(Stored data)
········

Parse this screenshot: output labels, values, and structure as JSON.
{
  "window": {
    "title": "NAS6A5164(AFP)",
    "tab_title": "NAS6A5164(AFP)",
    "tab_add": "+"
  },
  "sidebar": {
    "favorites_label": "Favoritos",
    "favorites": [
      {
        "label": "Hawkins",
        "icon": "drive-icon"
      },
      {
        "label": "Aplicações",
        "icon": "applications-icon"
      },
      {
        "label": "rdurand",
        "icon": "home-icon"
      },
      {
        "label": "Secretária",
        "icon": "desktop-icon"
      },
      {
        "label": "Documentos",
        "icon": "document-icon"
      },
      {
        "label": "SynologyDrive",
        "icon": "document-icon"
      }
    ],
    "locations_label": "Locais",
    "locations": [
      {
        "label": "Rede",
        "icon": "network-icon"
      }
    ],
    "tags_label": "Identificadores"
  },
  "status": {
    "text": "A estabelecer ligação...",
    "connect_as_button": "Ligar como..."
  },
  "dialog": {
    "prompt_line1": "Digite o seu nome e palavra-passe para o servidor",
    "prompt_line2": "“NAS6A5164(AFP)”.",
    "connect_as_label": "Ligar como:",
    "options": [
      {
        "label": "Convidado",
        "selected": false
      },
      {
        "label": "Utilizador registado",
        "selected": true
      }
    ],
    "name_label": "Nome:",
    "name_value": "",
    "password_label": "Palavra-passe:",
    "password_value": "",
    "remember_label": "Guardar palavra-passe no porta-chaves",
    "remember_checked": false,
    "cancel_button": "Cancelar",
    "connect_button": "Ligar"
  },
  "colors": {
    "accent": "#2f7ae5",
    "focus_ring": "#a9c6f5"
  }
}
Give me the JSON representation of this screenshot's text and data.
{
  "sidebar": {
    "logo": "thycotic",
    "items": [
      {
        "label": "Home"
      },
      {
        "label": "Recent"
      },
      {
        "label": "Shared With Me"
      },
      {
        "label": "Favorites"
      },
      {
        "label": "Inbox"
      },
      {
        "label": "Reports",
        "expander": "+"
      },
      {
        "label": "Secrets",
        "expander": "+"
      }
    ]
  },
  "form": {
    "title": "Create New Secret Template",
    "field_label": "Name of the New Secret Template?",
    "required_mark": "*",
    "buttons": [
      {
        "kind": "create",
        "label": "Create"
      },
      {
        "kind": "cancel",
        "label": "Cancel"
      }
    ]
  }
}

········

- [TASK OBJECTIVE] Set down the listing above in full, please, exactly as it appears.

- [FULL OUTPUT]
Parse this screenshot: output labels, values, and structure as JSON.
{
  "window": {
    "title": "NAS6A5164(AFP)",
    "tab_title": "NAS6A5164(AFP)",
    "tab_add": "+"
  },
  "sidebar": {
    "favorites_label": "Favoritos",
    "favorites": [
      {
        "label": "Hawkins",
        "icon": "drive-icon"
      },
      {
        "label": "Aplicações",
        "icon": "applications-icon"
      },
      {
        "label": "rdurand",
        "icon": "home-icon"
      },
      {
        "label": "Secretária",
        "icon": "desktop-icon"
      },
      {
        "label": "Documentos",
        "icon": "document-icon"
      },
      {
        "label": "SynologyDrive",
        "icon": "document-icon"
      }
    ],
    "locations_label": "Locais",
    "locations": [
      {
        "label": "Rede",
        "icon": "network-icon"
      }
    ],
    "tags_label": "Identificadores"
  },
  "status": {
    "text": "A estabelecer ligação...",
    "connect_as_button": "Ligar como..."
  },
  "dialog": {
    "prompt_line1": "Digite o seu nome e palavra-passe para o servidor",
    "prompt_line2": "“NAS6A5164(AFP)”.",
    "connect_as_label": "Ligar como:",
    "options": [
      {
        "label": "Convidado",
        "selected": false
      },
      {
        "label": "Utilizador registado",
        "selected": true
      }
    ],
    "name_label": "Nome:",
    "name_value": "",
    "password_label": "Palavra-passe:",
    "password_value": "",
    "remember_label": "Guardar palavra-passe no porta-chaves",
    "remember_checked": false,
    "cancel_button": "Cancelar",
    "connect_button": "Ligar"
  },
  "colors": {
    "accent": "#2f7ae5",
    "focus_ring": "#a9c6f5"
  }
}
Give me the JSON representation of this screenshot's text and data.
{
  "sidebar": {
    "logo": "thycotic",
    "items": [
      {
        "label": "Home"
      },
      {
        "label": "Recent"
      },
      {
        "label": "Shared With Me"
      },
      {
        "label": "Favorites"
      },
      {
        "label": "Inbox"
      },
      {
        "label": "Reports",
        "expander": "+"
      },
      {
        "label": "Secrets",
        "expander": "+"
      }
    ]
  },
  "form": {
    "title": "Create New Secret Template",
    "field_label": "Name of the New Secret Template?",
    "required_mark": "*",
    "buttons": [
      {
        "kind": "create",
        "label": "Create"
      },
      {
        "kind": "cancel",
        "label": "Cancel"
      }
    ]
  }
}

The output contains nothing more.